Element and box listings
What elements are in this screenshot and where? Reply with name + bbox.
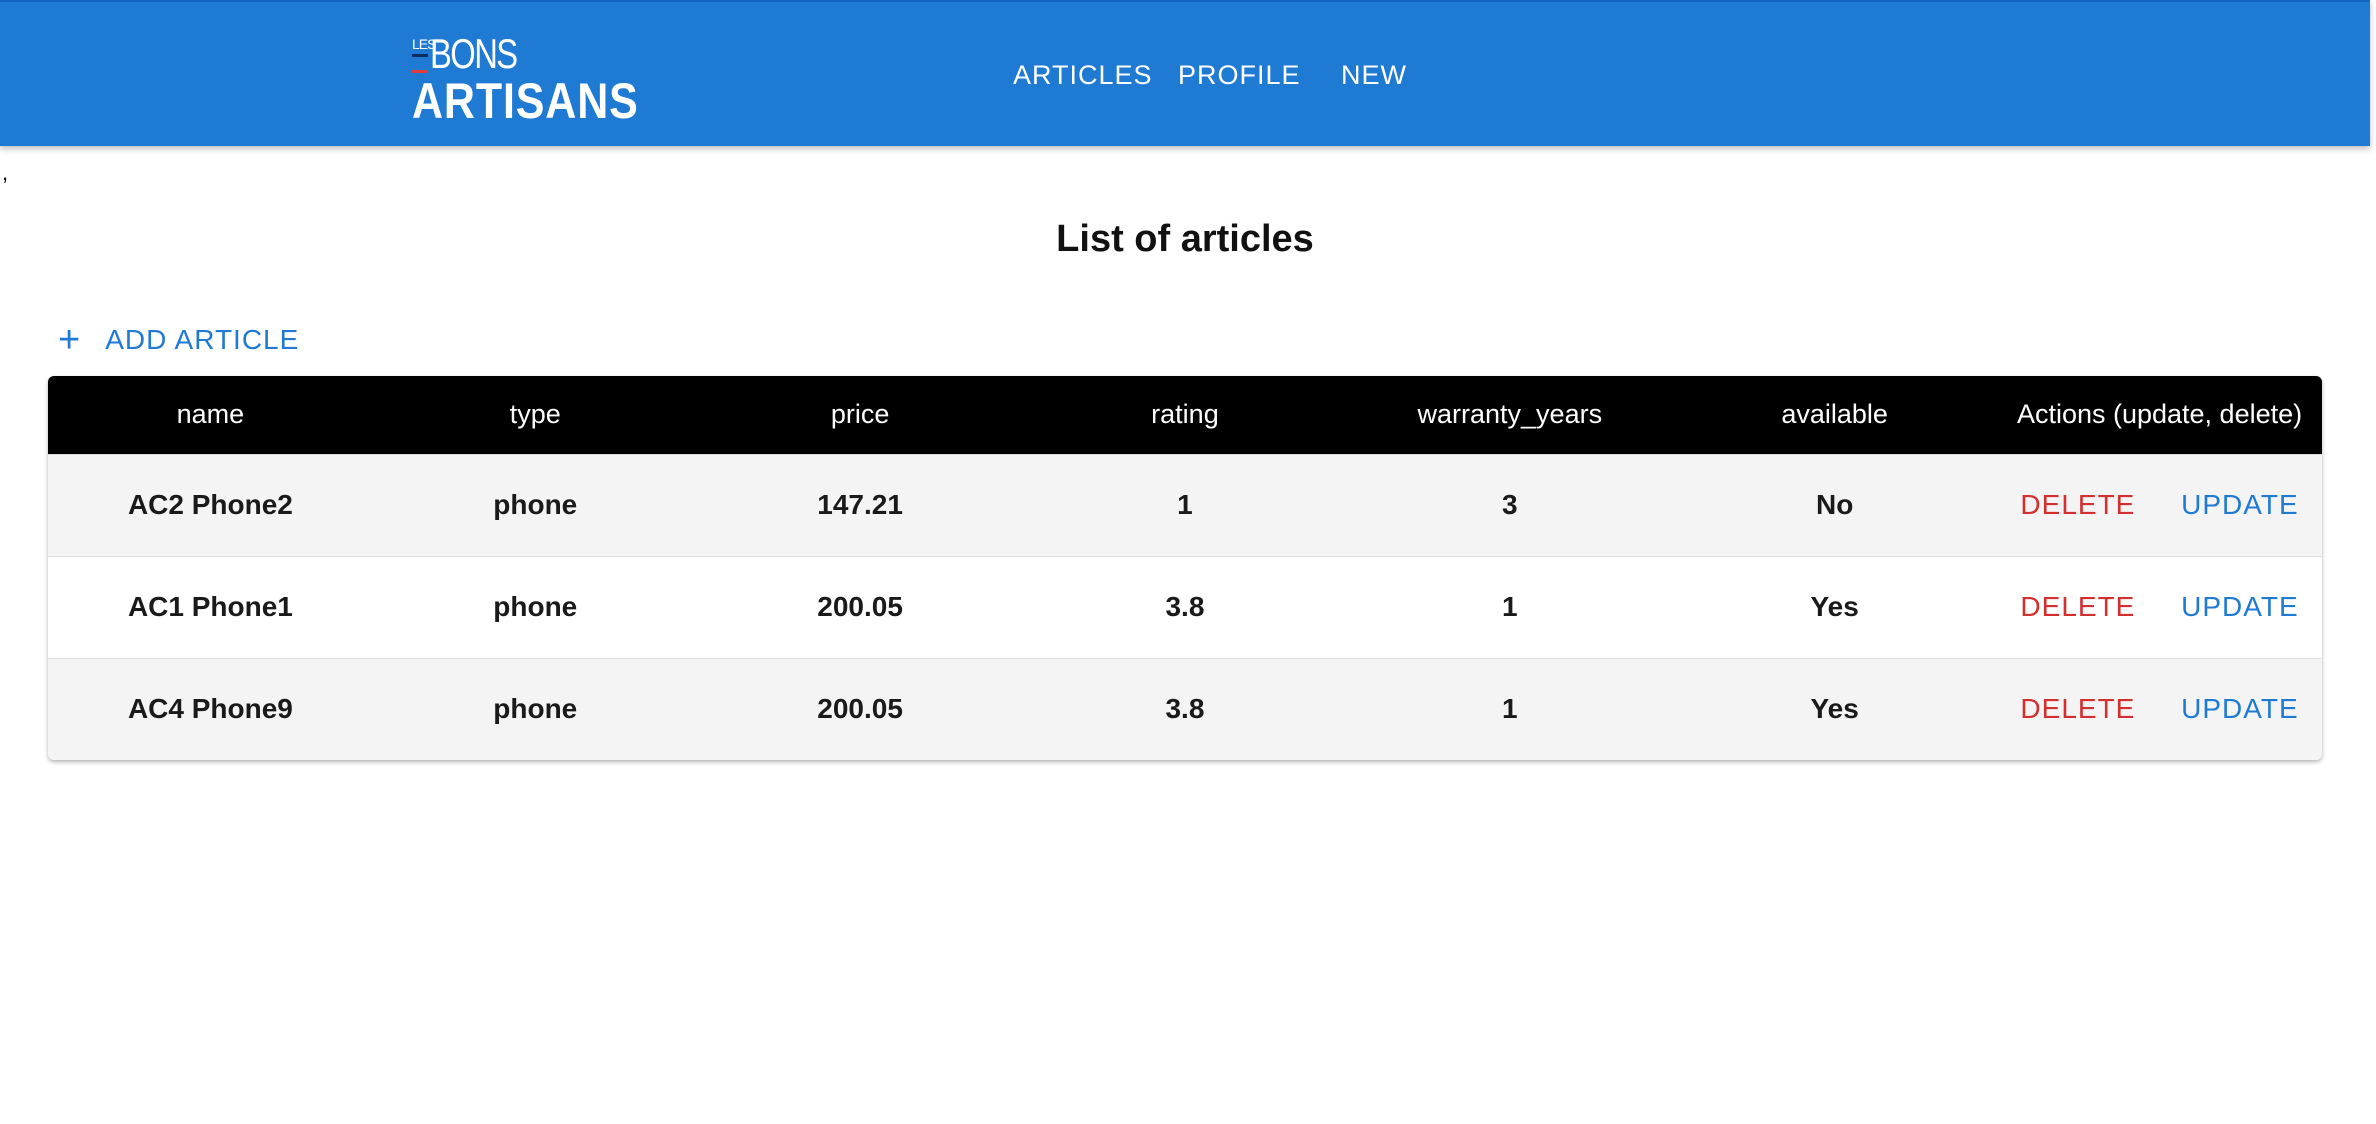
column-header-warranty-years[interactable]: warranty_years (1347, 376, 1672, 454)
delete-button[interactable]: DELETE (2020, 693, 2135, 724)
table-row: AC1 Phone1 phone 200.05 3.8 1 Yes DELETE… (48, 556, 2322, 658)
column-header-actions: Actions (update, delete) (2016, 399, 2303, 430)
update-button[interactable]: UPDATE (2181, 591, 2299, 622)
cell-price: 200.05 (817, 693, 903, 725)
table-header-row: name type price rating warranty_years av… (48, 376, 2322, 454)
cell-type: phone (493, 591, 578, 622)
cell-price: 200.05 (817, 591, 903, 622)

- PROMPT:
Echo every line of the rows above word for word, but omit the pictures from your answer.

- SOLUTION TO THIS EXERCISE:
What elements are in this screenshot and where? Reply with name + bbox.
column-header-warranty-years[interactable]: warranty_years (1347, 376, 1672, 454)
delete-button[interactable]: DELETE (2020, 693, 2135, 724)
table-row: AC1 Phone1 phone 200.05 3.8 1 Yes DELETE… (48, 556, 2322, 658)
column-header-actions: Actions (update, delete) (2016, 399, 2303, 430)
update-button[interactable]: UPDATE (2181, 591, 2299, 622)
cell-price: 200.05 (817, 693, 903, 725)
table-header-row: name type price rating warranty_years av… (48, 376, 2322, 454)
cell-type: phone (493, 591, 578, 622)
cell-price: 200.05 (817, 591, 903, 622)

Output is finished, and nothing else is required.